[Collected data entries]
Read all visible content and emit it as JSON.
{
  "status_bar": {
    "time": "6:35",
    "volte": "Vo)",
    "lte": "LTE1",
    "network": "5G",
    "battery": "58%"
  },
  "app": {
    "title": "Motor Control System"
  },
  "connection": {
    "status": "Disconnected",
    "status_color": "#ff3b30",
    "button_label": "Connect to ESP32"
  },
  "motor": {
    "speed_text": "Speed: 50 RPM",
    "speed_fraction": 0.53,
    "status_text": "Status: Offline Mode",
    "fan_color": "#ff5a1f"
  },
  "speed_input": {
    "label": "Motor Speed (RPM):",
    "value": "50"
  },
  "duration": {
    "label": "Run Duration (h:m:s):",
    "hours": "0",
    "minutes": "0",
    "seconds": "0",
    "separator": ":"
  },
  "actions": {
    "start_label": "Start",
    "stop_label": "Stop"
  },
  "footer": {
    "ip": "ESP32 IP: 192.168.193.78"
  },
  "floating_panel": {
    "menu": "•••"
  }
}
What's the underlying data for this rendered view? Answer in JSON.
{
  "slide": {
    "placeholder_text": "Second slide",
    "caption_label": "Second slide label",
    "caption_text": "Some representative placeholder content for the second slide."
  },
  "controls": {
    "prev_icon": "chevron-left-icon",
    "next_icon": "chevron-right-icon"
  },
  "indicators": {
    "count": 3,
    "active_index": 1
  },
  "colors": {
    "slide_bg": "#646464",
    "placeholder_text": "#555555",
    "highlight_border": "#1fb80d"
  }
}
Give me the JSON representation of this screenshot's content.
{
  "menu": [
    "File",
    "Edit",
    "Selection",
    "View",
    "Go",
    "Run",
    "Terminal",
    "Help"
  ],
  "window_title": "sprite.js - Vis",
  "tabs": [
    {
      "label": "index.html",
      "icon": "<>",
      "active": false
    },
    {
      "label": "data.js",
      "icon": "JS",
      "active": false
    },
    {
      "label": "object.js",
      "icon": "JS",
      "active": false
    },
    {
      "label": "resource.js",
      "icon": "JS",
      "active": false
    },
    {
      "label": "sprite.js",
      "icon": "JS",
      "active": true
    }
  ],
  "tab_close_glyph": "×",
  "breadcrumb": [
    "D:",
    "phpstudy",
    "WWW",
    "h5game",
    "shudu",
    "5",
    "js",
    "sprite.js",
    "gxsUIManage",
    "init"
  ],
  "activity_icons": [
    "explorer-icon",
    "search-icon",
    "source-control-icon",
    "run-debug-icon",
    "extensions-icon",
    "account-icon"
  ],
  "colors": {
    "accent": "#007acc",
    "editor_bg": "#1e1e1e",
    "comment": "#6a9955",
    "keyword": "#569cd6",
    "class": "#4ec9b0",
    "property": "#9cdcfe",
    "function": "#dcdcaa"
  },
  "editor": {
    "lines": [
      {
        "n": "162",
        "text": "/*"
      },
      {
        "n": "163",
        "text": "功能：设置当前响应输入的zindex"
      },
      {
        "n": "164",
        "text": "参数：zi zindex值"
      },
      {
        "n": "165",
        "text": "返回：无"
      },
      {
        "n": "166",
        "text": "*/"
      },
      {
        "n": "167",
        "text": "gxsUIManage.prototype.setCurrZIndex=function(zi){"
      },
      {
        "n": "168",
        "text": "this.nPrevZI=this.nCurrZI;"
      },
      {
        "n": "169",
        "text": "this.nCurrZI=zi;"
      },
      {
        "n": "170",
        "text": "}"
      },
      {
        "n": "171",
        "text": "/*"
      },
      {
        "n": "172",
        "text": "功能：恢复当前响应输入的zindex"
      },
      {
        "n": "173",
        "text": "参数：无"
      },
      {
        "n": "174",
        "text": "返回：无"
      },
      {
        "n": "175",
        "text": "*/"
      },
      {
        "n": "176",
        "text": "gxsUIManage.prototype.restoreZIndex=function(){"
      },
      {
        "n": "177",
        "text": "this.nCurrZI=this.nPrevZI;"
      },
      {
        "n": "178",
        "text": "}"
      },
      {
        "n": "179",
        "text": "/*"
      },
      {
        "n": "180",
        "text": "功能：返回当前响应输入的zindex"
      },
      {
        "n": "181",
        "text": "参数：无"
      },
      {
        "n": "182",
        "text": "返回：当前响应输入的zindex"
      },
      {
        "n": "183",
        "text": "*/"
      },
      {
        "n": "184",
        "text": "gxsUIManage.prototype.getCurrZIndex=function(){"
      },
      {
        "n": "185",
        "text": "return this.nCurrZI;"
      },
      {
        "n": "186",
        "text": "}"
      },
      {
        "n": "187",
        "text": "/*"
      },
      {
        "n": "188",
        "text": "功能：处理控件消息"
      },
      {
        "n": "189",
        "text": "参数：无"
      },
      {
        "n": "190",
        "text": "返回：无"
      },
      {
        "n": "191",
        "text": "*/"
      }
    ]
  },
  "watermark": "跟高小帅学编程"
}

Exercise details –
Pick out the lines containing the word "prototype" and show them.

Exercise result –
        "text": "gxsUIManage.prototype.setCurrZIndex=function(zi){"
        "text": "gxsUIManage.prototype.restoreZIndex=function(){"
        "text": "gxsUIManage.prototype.getCurrZIndex=function(){"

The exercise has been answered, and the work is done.